> [STATED EXERCISE] Here are some records; copy every line that holds the word "Postlarvae".

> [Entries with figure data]
════

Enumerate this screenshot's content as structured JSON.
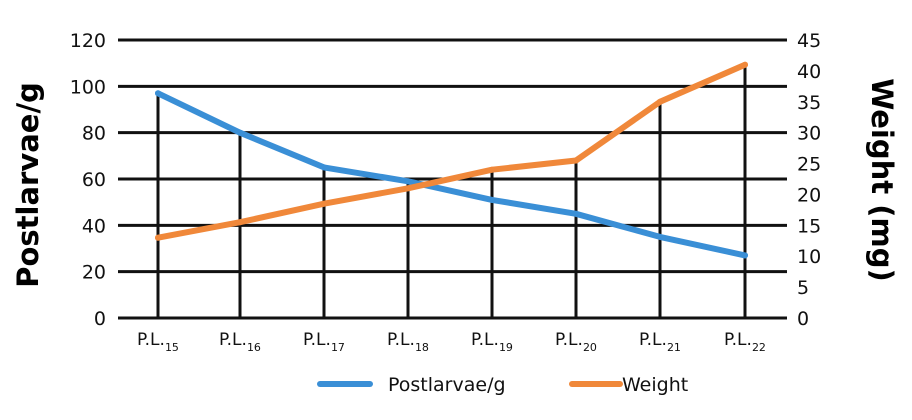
{
  "chart_data": {
    "type": "line",
    "categories": [
      {
        "main": "P.L.",
        "sub": "15"
      },
      {
        "main": "P.L.",
        "sub": "16"
      },
      {
        "main": "P.L.",
        "sub": "17"
      },
      {
        "main": "P.L.",
        "sub": "18"
      },
      {
        "main": "P.L.",
        "sub": "19"
      },
      {
        "main": "P.L.",
        "sub": "20"
      },
      {
        "main": "P.L.",
        "sub": "21"
      },
      {
        "main": "P.L.",
        "sub": "22"
      }
    ],
    "y_left": {
      "label": "Postlarvae/g",
      "lim": [
        0,
        120
      ],
      "ticks": [
        "0",
        "20",
        "40",
        "60",
        "80",
        "100",
        "120"
      ]
    },
    "y_right": {
      "label": "Weight (mg)",
      "lim": [
        0,
        45
      ],
      "ticks": [
        "0",
        "5",
        "10",
        "15",
        "20",
        "25",
        "30",
        "35",
        "40",
        "45"
      ]
    },
    "series": [
      {
        "name": "Postlarvae/g",
        "axis": "left",
        "color": "#3a8fd6",
        "values": [
          97,
          80,
          65,
          59,
          51,
          45,
          35,
          27
        ]
      },
      {
        "name": "Weight",
        "axis": "right",
        "color": "#f0883a",
        "values": [
          13,
          15.5,
          18.5,
          21,
          24,
          25.5,
          35,
          41
        ]
      }
    ],
    "grid": true,
    "legend_position": "bottom"
  }
}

════

> [TASK ANSWER]
      "label": "Postlarvae/g",
        "name": "Postlarvae/g",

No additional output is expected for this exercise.